• [PROBLEM DESCRIPTION]
For each statement below, decide whether it agrees with the dispensary audit text. Answer yes or no, and quote the words of the text that settle it.
(a) The inspectors checked that 90 days of surveillance footage was available.
(b) OTC San Francisco had already begun its distribution operations when the inspectors visited.
(c) An employee badge needs to show only the employee number.

• [TEXT]
Retailers can easily identify expired products in Metrc by filtering packages by their received date. Regular checks can prevent non-compliant sales. "They advised that anything that's received more than a year ago is very likely past its certificate of analysis test date," said Jordan. “Luckily, we did not have any expired products for sale.”

Retailers have to comply with §15406. Cannabis Goods for Sale (b) “The licensed retailer has verified that the cannabis goods have not exceeded their best-by, sell-by, or expiration date if one is provided.”

Retailers utilizing Meadow can also verify and record product expiration dates and reception dates within the POS system, with just a few clicks, avoiding Metrc entirely. “We use Meadow reports and dashboards to regularly check on upcoming expiration dates–it’s that easy,” Jordan added.

OTC SF Dispensary San Francisco

Security and Access Protocols

Security is a critical aspect of cannabis retail operations. The DCC inspection at OTC included a detailed review of security measures:

Security Guards and Surveillance

Inspectors examined security guard protocols and the surveillance system, ensuring that 90 days of footage was available. Guards should not leave the dispensary unattended, which means there should be coverage during guard breaks, as well.

Restricted Access

The inspectors verified that all necessary doors were locked and only employees could access these areas. "They did want to check out the distro as well because we are a micro business; however, we haven’t started our distribution yet," Jordan explained, showcasing the inspectors' meticulous attention to detail of the licensed premises. The inspectors toured the entire space, from the front door to the manager’s office. They were mainly looking for out of place cannabis products. Cannabis products should not be stored in non-secure areas like break room fridges, offices, or common areas.

Employee Identification

Employee badges must include their license number, employee number, and the cannabis license number. "Ours are compliant. We just updated them," Jordan confirmed.

Meadow POS Software Capabilities

OTC San Francisco leverages Meadow's comprehensive point-of-sale system to enhance compliance and streamline operations. During the audit, several features were particularly beneficial:

✔️ Purchase Limit Controls

Meadow's purchase limit controls, complete with a progress bar, prevented sales that exceeded recreational and medical limits. "Meadow has a great tracking system, that anything you scan, it displays a little bar that fills up as you build the order, and it'll prevent you from going over," Jordan demonstrated.

✔️ Medical Verification

The ability to upload patient ID cards directly into the system ensured that all medical sales were properly verified and documented. "We can take a picture and upload it into Meadow so it's permanently and securely stored there," Jordan said.

✔️ Accurate Metrc Reporting

When the inspectors randomly selected a product from the shelves, every unit of inventory was accounted for in Metrc. With daily account monitoring and no issues of “Ghost Inventory” or negative packages, Meadow is the perfect partner to ensure compliance at their dispensary.

OTC SF Blue Metrc Labels

Next Steps for Compliance

In light of the DCC audit, OTC San Francisco has outlined several next steps to enhance their compliance efforts:

  • Blue Sticker System: Implement a system for blue sticker copies on all backstock items to ensure batch traceability.
  • Refine Procedures: Tighten procedures for handling trade samples, promos, and donations to include all necessary details and employee information.
  • Dispose of Embargoed Products: Properly dispose of any products with non-compliant packaging, such as those with cartoonish designs. "They instructed me how to handle them and placed everything in evidence bags and sealed them with tape," Jordan recounted.
  • These details will be included in their response to their notice to comply.


Off the Charts San Francisco's recent DCC audit underscores the importance of meticulous compliance in the California cannabis industry. By following these insights and leveraging tools like Meadow's POS system, cannabis retailers can better navigate the complexities of state regulations, ensuring a smooth operation and avoiding potential fines.

• [DATA SECTION]
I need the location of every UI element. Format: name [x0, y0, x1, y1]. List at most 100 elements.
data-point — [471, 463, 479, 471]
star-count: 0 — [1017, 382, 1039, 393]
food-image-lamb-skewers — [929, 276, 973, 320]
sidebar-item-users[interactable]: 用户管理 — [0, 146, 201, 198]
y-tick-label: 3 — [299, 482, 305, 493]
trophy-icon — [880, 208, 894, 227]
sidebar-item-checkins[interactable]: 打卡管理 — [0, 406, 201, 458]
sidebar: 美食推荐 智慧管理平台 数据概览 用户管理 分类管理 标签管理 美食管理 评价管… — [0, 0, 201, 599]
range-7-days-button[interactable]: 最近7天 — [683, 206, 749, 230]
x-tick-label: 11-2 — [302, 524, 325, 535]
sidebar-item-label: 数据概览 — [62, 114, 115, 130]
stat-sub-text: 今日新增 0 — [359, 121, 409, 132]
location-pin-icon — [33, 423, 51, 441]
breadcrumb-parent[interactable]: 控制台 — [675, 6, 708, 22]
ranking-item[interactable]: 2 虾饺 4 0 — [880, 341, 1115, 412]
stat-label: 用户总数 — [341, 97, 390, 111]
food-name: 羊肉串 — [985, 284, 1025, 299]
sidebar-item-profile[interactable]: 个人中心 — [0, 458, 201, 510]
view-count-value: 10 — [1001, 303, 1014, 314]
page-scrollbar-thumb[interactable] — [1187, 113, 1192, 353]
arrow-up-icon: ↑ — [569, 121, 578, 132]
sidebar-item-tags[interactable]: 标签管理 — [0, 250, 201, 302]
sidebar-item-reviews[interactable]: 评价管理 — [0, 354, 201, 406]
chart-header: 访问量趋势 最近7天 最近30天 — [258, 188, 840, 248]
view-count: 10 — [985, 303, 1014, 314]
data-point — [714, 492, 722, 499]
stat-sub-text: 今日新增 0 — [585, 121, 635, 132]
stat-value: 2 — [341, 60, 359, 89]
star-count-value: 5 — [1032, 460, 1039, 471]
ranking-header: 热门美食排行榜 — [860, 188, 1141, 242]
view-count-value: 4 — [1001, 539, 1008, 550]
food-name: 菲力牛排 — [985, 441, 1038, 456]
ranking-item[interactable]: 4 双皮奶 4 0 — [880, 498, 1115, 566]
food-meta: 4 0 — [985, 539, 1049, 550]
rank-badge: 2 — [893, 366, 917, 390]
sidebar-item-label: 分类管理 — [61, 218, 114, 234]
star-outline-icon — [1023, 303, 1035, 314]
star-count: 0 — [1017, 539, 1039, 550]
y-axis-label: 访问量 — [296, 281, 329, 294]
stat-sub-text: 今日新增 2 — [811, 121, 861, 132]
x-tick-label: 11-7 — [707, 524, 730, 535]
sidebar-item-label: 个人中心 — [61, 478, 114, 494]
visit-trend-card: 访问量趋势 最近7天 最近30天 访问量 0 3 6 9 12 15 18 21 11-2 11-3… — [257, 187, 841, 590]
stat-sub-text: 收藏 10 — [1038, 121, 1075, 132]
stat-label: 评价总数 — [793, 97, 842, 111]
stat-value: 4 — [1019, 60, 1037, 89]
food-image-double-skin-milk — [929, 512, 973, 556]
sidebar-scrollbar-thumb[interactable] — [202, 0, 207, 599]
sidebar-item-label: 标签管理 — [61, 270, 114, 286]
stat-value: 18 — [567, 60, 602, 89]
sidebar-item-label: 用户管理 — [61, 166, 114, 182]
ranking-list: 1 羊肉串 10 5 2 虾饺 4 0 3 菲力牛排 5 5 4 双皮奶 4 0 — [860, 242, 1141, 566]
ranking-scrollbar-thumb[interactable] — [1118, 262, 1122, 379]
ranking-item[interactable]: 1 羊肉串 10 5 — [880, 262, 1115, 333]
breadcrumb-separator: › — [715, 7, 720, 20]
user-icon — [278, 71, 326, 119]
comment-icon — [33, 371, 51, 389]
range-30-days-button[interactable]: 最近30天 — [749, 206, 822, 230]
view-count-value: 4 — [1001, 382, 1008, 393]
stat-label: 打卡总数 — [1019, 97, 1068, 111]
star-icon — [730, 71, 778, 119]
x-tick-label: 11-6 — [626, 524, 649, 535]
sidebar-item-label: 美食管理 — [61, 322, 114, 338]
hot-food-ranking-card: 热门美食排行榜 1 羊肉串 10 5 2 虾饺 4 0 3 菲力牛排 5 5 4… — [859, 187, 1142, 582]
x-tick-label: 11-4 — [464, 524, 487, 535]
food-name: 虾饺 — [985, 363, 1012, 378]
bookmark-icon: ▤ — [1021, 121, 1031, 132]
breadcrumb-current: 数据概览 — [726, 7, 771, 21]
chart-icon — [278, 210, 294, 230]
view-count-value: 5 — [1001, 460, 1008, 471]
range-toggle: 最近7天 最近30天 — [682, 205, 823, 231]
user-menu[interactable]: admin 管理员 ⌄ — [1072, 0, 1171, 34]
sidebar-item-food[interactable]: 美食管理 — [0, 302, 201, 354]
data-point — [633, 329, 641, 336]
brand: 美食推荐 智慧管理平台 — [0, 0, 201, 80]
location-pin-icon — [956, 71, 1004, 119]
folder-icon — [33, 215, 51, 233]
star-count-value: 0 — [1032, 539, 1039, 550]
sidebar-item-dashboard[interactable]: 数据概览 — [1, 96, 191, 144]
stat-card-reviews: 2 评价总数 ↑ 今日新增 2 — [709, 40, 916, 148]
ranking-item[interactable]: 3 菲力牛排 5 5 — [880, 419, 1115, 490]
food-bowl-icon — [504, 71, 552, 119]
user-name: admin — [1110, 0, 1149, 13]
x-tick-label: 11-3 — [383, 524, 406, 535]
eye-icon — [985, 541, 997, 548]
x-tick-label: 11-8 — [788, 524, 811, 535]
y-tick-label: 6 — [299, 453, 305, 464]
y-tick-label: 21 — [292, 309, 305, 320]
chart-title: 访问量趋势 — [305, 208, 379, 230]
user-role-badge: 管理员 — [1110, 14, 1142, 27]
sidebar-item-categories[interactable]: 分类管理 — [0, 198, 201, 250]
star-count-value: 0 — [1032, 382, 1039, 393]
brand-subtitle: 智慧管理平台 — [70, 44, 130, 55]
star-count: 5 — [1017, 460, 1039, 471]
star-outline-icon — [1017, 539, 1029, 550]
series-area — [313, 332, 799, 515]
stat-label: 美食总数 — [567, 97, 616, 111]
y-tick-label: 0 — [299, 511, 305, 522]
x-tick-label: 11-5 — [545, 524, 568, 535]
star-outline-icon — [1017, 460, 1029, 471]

• [ANSWER BOX]
(a) Yes: "ensuring that 90 days of footage was available."
(b) No: "however, we haven’t started our distribution yet"
(c) No: "Employee badges must include their license number, employee number, and the cannabis license number."